:: What to do ::
Once the pictures are set aside, transcribe the remaining data exactly.

--- START OF Extracted entries ---

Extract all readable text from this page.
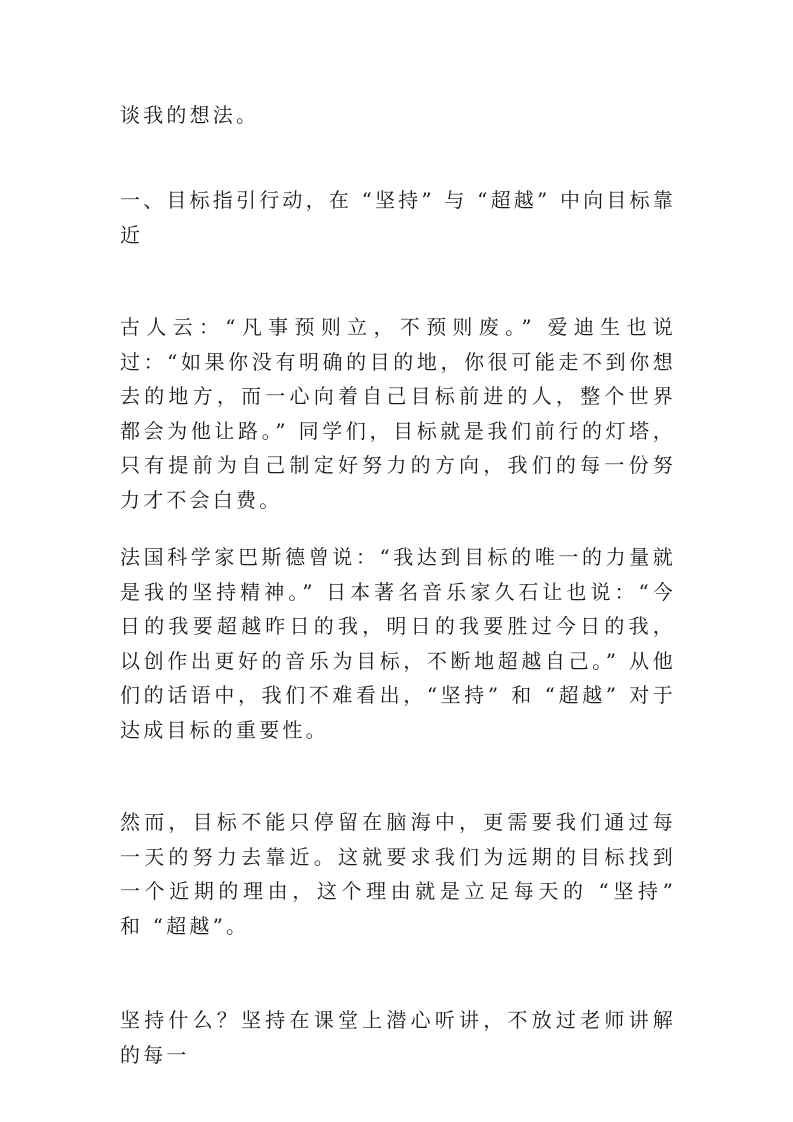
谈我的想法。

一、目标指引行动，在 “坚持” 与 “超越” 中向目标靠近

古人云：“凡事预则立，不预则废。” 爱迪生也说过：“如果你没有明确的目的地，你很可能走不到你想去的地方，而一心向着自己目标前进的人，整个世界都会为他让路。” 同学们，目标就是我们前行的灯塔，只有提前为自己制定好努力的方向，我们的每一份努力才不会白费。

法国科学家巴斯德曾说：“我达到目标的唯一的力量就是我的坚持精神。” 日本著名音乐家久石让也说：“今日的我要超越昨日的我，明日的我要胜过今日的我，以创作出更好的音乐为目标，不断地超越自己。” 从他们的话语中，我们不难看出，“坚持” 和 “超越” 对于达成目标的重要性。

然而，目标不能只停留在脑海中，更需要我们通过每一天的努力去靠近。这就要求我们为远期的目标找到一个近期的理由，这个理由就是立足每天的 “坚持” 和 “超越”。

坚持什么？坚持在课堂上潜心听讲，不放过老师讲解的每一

--- END OF Extracted entries ---

:: Response below ::
Extract all readable text from this page.
谈我的想法。

一、目标指引行动，在 “坚持” 与 “超越” 中向目标靠近

古人云：“凡事预则立，不预则废。” 爱迪生也说过：“如果你没有明确的目的地，你很可能走不到你想去的地方，而一心向着自己目标前进的人，整个世界都会为他让路。” 同学们，目标就是我们前行的灯塔，只有提前为自己制定好努力的方向，我们的每一份努力才不会白费。

法国科学家巴斯德曾说：“我达到目标的唯一的力量就是我的坚持精神。” 日本著名音乐家久石让也说：“今日的我要超越昨日的我，明日的我要胜过今日的我，以创作出更好的音乐为目标，不断地超越自己。” 从他们的话语中，我们不难看出，“坚持” 和 “超越” 对于达成目标的重要性。

然而，目标不能只停留在脑海中，更需要我们通过每一天的努力去靠近。这就要求我们为远期的目标找到一个近期的理由，这个理由就是立足每天的 “坚持” 和 “超越”。

坚持什么？坚持在课堂上潜心听讲，不放过老师讲解的每一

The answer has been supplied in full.